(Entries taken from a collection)
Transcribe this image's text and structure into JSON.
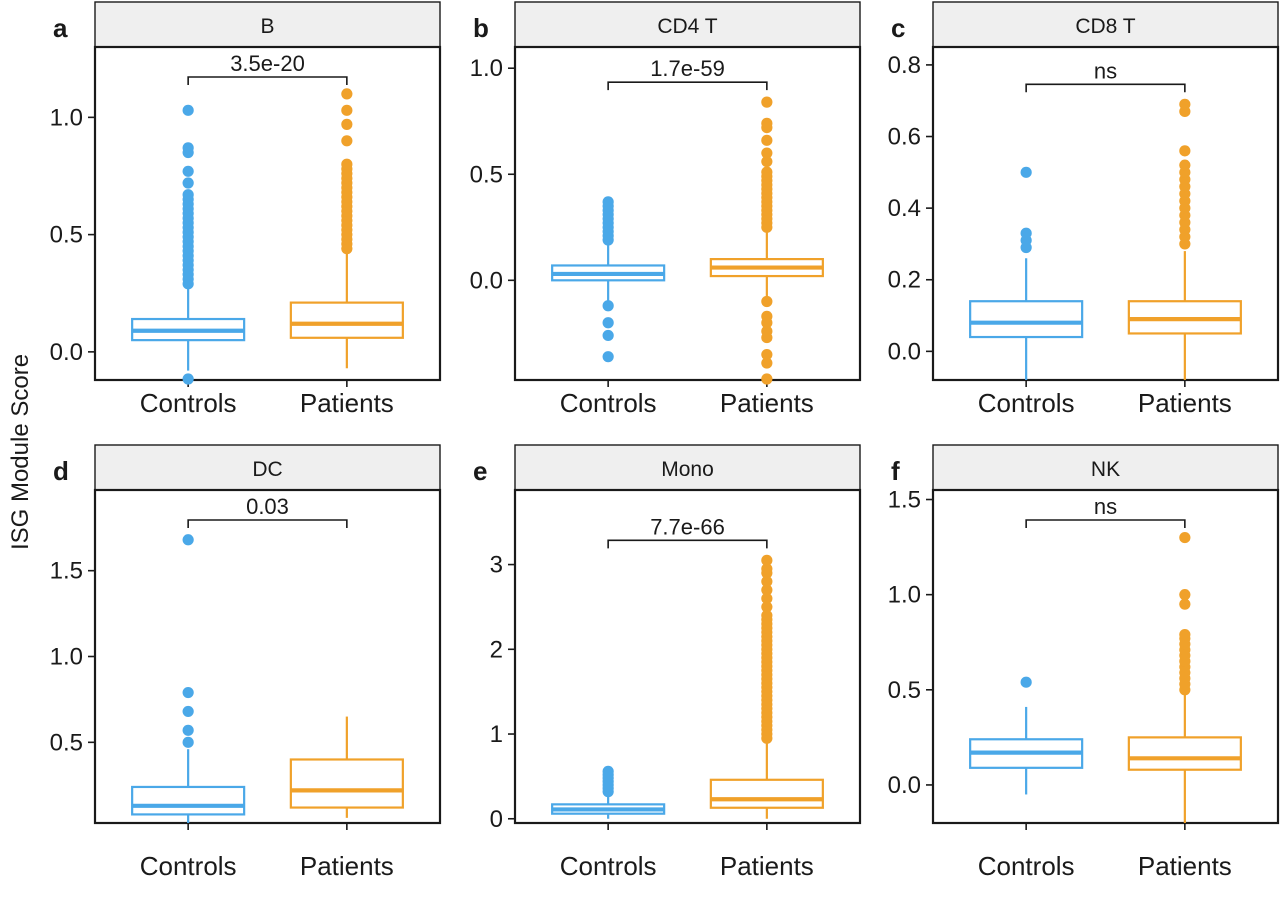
{
  "figure": {
    "y_axis_label": "ISG Module Score",
    "colors": {
      "Controls": "#4aa8e8",
      "Patients": "#f0a12a",
      "strip_fill": "#efefef",
      "frame": "#1a1a1a"
    }
  },
  "chart_data": [
    {
      "type": "box",
      "panel_letter": "a",
      "title": "B",
      "categories": [
        "Controls",
        "Patients"
      ],
      "ylim": [
        -0.12,
        1.3
      ],
      "yticks": [
        0.0,
        0.5,
        1.0
      ],
      "ytick_labels": [
        "0.0",
        "0.5",
        "1.0"
      ],
      "significance": "3.5e-20",
      "boxes": [
        {
          "group": "Controls",
          "q1": 0.05,
          "median": 0.09,
          "q3": 0.14,
          "whisker_low": -0.08,
          "whisker_high": 0.27,
          "outliers": [
            -0.12,
            0.29,
            0.31,
            0.33,
            0.35,
            0.37,
            0.39,
            0.41,
            0.43,
            0.45,
            0.47,
            0.49,
            0.51,
            0.53,
            0.55,
            0.57,
            0.59,
            0.61,
            0.63,
            0.65,
            0.67,
            0.72,
            0.77,
            0.85,
            0.87,
            1.03
          ]
        },
        {
          "group": "Patients",
          "q1": 0.06,
          "median": 0.12,
          "q3": 0.21,
          "whisker_low": -0.07,
          "whisker_high": 0.42,
          "outliers": [
            0.44,
            0.46,
            0.48,
            0.5,
            0.52,
            0.54,
            0.56,
            0.58,
            0.6,
            0.62,
            0.64,
            0.66,
            0.68,
            0.7,
            0.72,
            0.74,
            0.76,
            0.78,
            0.8,
            0.9,
            0.97,
            1.03,
            1.1
          ]
        }
      ]
    },
    {
      "type": "box",
      "panel_letter": "b",
      "title": "CD4 T",
      "categories": [
        "Controls",
        "Patients"
      ],
      "ylim": [
        -0.47,
        1.1
      ],
      "yticks": [
        0.0,
        0.5,
        1.0
      ],
      "ytick_labels": [
        "0.0",
        "0.5",
        "1.0"
      ],
      "significance": "1.7e-59",
      "boxes": [
        {
          "group": "Controls",
          "q1": 0.0,
          "median": 0.03,
          "q3": 0.07,
          "whisker_low": -0.1,
          "whisker_high": 0.17,
          "outliers": [
            -0.36,
            -0.26,
            -0.2,
            -0.12,
            0.19,
            0.21,
            0.23,
            0.25,
            0.27,
            0.29,
            0.31,
            0.33,
            0.35,
            0.37
          ]
        },
        {
          "group": "Patients",
          "q1": 0.02,
          "median": 0.06,
          "q3": 0.1,
          "whisker_low": -0.09,
          "whisker_high": 0.23,
          "outliers": [
            -0.47,
            -0.39,
            -0.35,
            -0.27,
            -0.24,
            -0.2,
            -0.17,
            -0.1,
            0.25,
            0.27,
            0.29,
            0.31,
            0.33,
            0.35,
            0.37,
            0.39,
            0.41,
            0.43,
            0.45,
            0.47,
            0.49,
            0.51,
            0.56,
            0.6,
            0.66,
            0.72,
            0.74,
            0.84
          ]
        }
      ]
    },
    {
      "type": "box",
      "panel_letter": "c",
      "title": "CD8 T",
      "categories": [
        "Controls",
        "Patients"
      ],
      "ylim": [
        -0.08,
        0.85
      ],
      "yticks": [
        0.0,
        0.2,
        0.4,
        0.6,
        0.8
      ],
      "ytick_labels": [
        "0.0",
        "0.2",
        "0.4",
        "0.6",
        "0.8"
      ],
      "significance": "ns",
      "boxes": [
        {
          "group": "Controls",
          "q1": 0.04,
          "median": 0.08,
          "q3": 0.14,
          "whisker_low": -0.08,
          "whisker_high": 0.26,
          "outliers": [
            0.29,
            0.31,
            0.33,
            0.5
          ]
        },
        {
          "group": "Patients",
          "q1": 0.05,
          "median": 0.09,
          "q3": 0.14,
          "whisker_low": -0.08,
          "whisker_high": 0.28,
          "outliers": [
            0.3,
            0.32,
            0.34,
            0.36,
            0.38,
            0.4,
            0.42,
            0.44,
            0.46,
            0.48,
            0.5,
            0.52,
            0.56,
            0.67,
            0.69
          ]
        }
      ]
    },
    {
      "type": "box",
      "panel_letter": "d",
      "title": "DC",
      "categories": [
        "Controls",
        "Patients"
      ],
      "ylim": [
        0.03,
        1.97
      ],
      "yticks": [
        0.5,
        1.0,
        1.5
      ],
      "ytick_labels": [
        "0.5",
        "1.0",
        "1.5"
      ],
      "significance": "0.03",
      "boxes": [
        {
          "group": "Controls",
          "q1": 0.08,
          "median": 0.13,
          "q3": 0.24,
          "whisker_low": 0.03,
          "whisker_high": 0.46,
          "outliers": [
            0.5,
            0.57,
            0.68,
            0.79,
            1.68
          ]
        },
        {
          "group": "Patients",
          "q1": 0.12,
          "median": 0.22,
          "q3": 0.4,
          "whisker_low": 0.06,
          "whisker_high": 0.65,
          "outliers": []
        }
      ]
    },
    {
      "type": "box",
      "panel_letter": "e",
      "title": "Mono",
      "categories": [
        "Controls",
        "Patients"
      ],
      "ylim": [
        -0.05,
        3.88
      ],
      "yticks": [
        0,
        1,
        2,
        3
      ],
      "ytick_labels": [
        "0",
        "1",
        "2",
        "3"
      ],
      "significance": "7.7e-66",
      "boxes": [
        {
          "group": "Controls",
          "q1": 0.06,
          "median": 0.11,
          "q3": 0.17,
          "whisker_low": 0.0,
          "whisker_high": 0.3,
          "outliers": [
            0.32,
            0.36,
            0.4,
            0.44,
            0.48,
            0.52,
            0.56
          ]
        },
        {
          "group": "Patients",
          "q1": 0.13,
          "median": 0.23,
          "q3": 0.46,
          "whisker_low": 0.0,
          "whisker_high": 0.92,
          "outliers": [
            0.95,
            1.0,
            1.05,
            1.1,
            1.15,
            1.2,
            1.25,
            1.3,
            1.35,
            1.4,
            1.45,
            1.5,
            1.55,
            1.6,
            1.65,
            1.7,
            1.75,
            1.8,
            1.85,
            1.9,
            1.95,
            2.0,
            2.05,
            2.1,
            2.15,
            2.2,
            2.25,
            2.3,
            2.35,
            2.4,
            2.5,
            2.6,
            2.7,
            2.8,
            2.9,
            2.95,
            3.05
          ]
        }
      ]
    },
    {
      "type": "box",
      "panel_letter": "f",
      "title": "NK",
      "categories": [
        "Controls",
        "Patients"
      ],
      "ylim": [
        -0.2,
        1.55
      ],
      "yticks": [
        0.0,
        0.5,
        1.0,
        1.5
      ],
      "ytick_labels": [
        "0.0",
        "0.5",
        "1.0",
        "1.5"
      ],
      "significance": "ns",
      "boxes": [
        {
          "group": "Controls",
          "q1": 0.09,
          "median": 0.17,
          "q3": 0.24,
          "whisker_low": -0.05,
          "whisker_high": 0.41,
          "outliers": [
            0.54
          ]
        },
        {
          "group": "Patients",
          "q1": 0.08,
          "median": 0.14,
          "q3": 0.25,
          "whisker_low": -0.2,
          "whisker_high": 0.48,
          "outliers": [
            0.5,
            0.53,
            0.56,
            0.59,
            0.62,
            0.65,
            0.68,
            0.71,
            0.74,
            0.77,
            0.79,
            0.95,
            1.0,
            1.3
          ]
        }
      ]
    }
  ]
}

**WORK ORDER**. Nothing but the text is wanted: repeat the data above exactly, without its images.

**REPLY TO THE EXERCISE**.
Transcribe this image's text and structure into JSON.
{
  "figure": {
    "y_axis_label": "ISG Module Score",
    "colors": {
      "Controls": "#4aa8e8",
      "Patients": "#f0a12a",
      "strip_fill": "#efefef",
      "frame": "#1a1a1a"
    }
  },
  "chart_data": [
    {
      "type": "box",
      "panel_letter": "a",
      "title": "B",
      "categories": [
        "Controls",
        "Patients"
      ],
      "ylim": [
        -0.12,
        1.3
      ],
      "yticks": [
        0.0,
        0.5,
        1.0
      ],
      "ytick_labels": [
        "0.0",
        "0.5",
        "1.0"
      ],
      "significance": "3.5e-20",
      "boxes": [
        {
          "group": "Controls",
          "q1": 0.05,
          "median": 0.09,
          "q3": 0.14,
          "whisker_low": -0.08,
          "whisker_high": 0.27,
          "outliers": [
            -0.12,
            0.29,
            0.31,
            0.33,
            0.35,
            0.37,
            0.39,
            0.41,
            0.43,
            0.45,
            0.47,
            0.49,
            0.51,
            0.53,
            0.55,
            0.57,
            0.59,
            0.61,
            0.63,
            0.65,
            0.67,
            0.72,
            0.77,
            0.85,
            0.87,
            1.03
          ]
        },
        {
          "group": "Patients",
          "q1": 0.06,
          "median": 0.12,
          "q3": 0.21,
          "whisker_low": -0.07,
          "whisker_high": 0.42,
          "outliers": [
            0.44,
            0.46,
            0.48,
            0.5,
            0.52,
            0.54,
            0.56,
            0.58,
            0.6,
            0.62,
            0.64,
            0.66,
            0.68,
            0.7,
            0.72,
            0.74,
            0.76,
            0.78,
            0.8,
            0.9,
            0.97,
            1.03,
            1.1
          ]
        }
      ]
    },
    {
      "type": "box",
      "panel_letter": "b",
      "title": "CD4 T",
      "categories": [
        "Controls",
        "Patients"
      ],
      "ylim": [
        -0.47,
        1.1
      ],
      "yticks": [
        0.0,
        0.5,
        1.0
      ],
      "ytick_labels": [
        "0.0",
        "0.5",
        "1.0"
      ],
      "significance": "1.7e-59",
      "boxes": [
        {
          "group": "Controls",
          "q1": 0.0,
          "median": 0.03,
          "q3": 0.07,
          "whisker_low": -0.1,
          "whisker_high": 0.17,
          "outliers": [
            -0.36,
            -0.26,
            -0.2,
            -0.12,
            0.19,
            0.21,
            0.23,
            0.25,
            0.27,
            0.29,
            0.31,
            0.33,
            0.35,
            0.37
          ]
        },
        {
          "group": "Patients",
          "q1": 0.02,
          "median": 0.06,
          "q3": 0.1,
          "whisker_low": -0.09,
          "whisker_high": 0.23,
          "outliers": [
            -0.47,
            -0.39,
            -0.35,
            -0.27,
            -0.24,
            -0.2,
            -0.17,
            -0.1,
            0.25,
            0.27,
            0.29,
            0.31,
            0.33,
            0.35,
            0.37,
            0.39,
            0.41,
            0.43,
            0.45,
            0.47,
            0.49,
            0.51,
            0.56,
            0.6,
            0.66,
            0.72,
            0.74,
            0.84
          ]
        }
      ]
    },
    {
      "type": "box",
      "panel_letter": "c",
      "title": "CD8 T",
      "categories": [
        "Controls",
        "Patients"
      ],
      "ylim": [
        -0.08,
        0.85
      ],
      "yticks": [
        0.0,
        0.2,
        0.4,
        0.6,
        0.8
      ],
      "ytick_labels": [
        "0.0",
        "0.2",
        "0.4",
        "0.6",
        "0.8"
      ],
      "significance": "ns",
      "boxes": [
        {
          "group": "Controls",
          "q1": 0.04,
          "median": 0.08,
          "q3": 0.14,
          "whisker_low": -0.08,
          "whisker_high": 0.26,
          "outliers": [
            0.29,
            0.31,
            0.33,
            0.5
          ]
        },
        {
          "group": "Patients",
          "q1": 0.05,
          "median": 0.09,
          "q3": 0.14,
          "whisker_low": -0.08,
          "whisker_high": 0.28,
          "outliers": [
            0.3,
            0.32,
            0.34,
            0.36,
            0.38,
            0.4,
            0.42,
            0.44,
            0.46,
            0.48,
            0.5,
            0.52,
            0.56,
            0.67,
            0.69
          ]
        }
      ]
    },
    {
      "type": "box",
      "panel_letter": "d",
      "title": "DC",
      "categories": [
        "Controls",
        "Patients"
      ],
      "ylim": [
        0.03,
        1.97
      ],
      "yticks": [
        0.5,
        1.0,
        1.5
      ],
      "ytick_labels": [
        "0.5",
        "1.0",
        "1.5"
      ],
      "significance": "0.03",
      "boxes": [
        {
          "group": "Controls",
          "q1": 0.08,
          "median": 0.13,
          "q3": 0.24,
          "whisker_low": 0.03,
          "whisker_high": 0.46,
          "outliers": [
            0.5,
            0.57,
            0.68,
            0.79,
            1.68
          ]
        },
        {
          "group": "Patients",
          "q1": 0.12,
          "median": 0.22,
          "q3": 0.4,
          "whisker_low": 0.06,
          "whisker_high": 0.65,
          "outliers": []
        }
      ]
    },
    {
      "type": "box",
      "panel_letter": "e",
      "title": "Mono",
      "categories": [
        "Controls",
        "Patients"
      ],
      "ylim": [
        -0.05,
        3.88
      ],
      "yticks": [
        0,
        1,
        2,
        3
      ],
      "ytick_labels": [
        "0",
        "1",
        "2",
        "3"
      ],
      "significance": "7.7e-66",
      "boxes": [
        {
          "group": "Controls",
          "q1": 0.06,
          "median": 0.11,
          "q3": 0.17,
          "whisker_low": 0.0,
          "whisker_high": 0.3,
          "outliers": [
            0.32,
            0.36,
            0.4,
            0.44,
            0.48,
            0.52,
            0.56
          ]
        },
        {
          "group": "Patients",
          "q1": 0.13,
          "median": 0.23,
          "q3": 0.46,
          "whisker_low": 0.0,
          "whisker_high": 0.92,
          "outliers": [
            0.95,
            1.0,
            1.05,
            1.1,
            1.15,
            1.2,
            1.25,
            1.3,
            1.35,
            1.4,
            1.45,
            1.5,
            1.55,
            1.6,
            1.65,
            1.7,
            1.75,
            1.8,
            1.85,
            1.9,
            1.95,
            2.0,
            2.05,
            2.1,
            2.15,
            2.2,
            2.25,
            2.3,
            2.35,
            2.4,
            2.5,
            2.6,
            2.7,
            2.8,
            2.9,
            2.95,
            3.05
          ]
        }
      ]
    },
    {
      "type": "box",
      "panel_letter": "f",
      "title": "NK",
      "categories": [
        "Controls",
        "Patients"
      ],
      "ylim": [
        -0.2,
        1.55
      ],
      "yticks": [
        0.0,
        0.5,
        1.0,
        1.5
      ],
      "ytick_labels": [
        "0.0",
        "0.5",
        "1.0",
        "1.5"
      ],
      "significance": "ns",
      "boxes": [
        {
          "group": "Controls",
          "q1": 0.09,
          "median": 0.17,
          "q3": 0.24,
          "whisker_low": -0.05,
          "whisker_high": 0.41,
          "outliers": [
            0.54
          ]
        },
        {
          "group": "Patients",
          "q1": 0.08,
          "median": 0.14,
          "q3": 0.25,
          "whisker_low": -0.2,
          "whisker_high": 0.48,
          "outliers": [
            0.5,
            0.53,
            0.56,
            0.59,
            0.62,
            0.65,
            0.68,
            0.71,
            0.74,
            0.77,
            0.79,
            0.95,
            1.0,
            1.3
          ]
        }
      ]
    }
  ]
}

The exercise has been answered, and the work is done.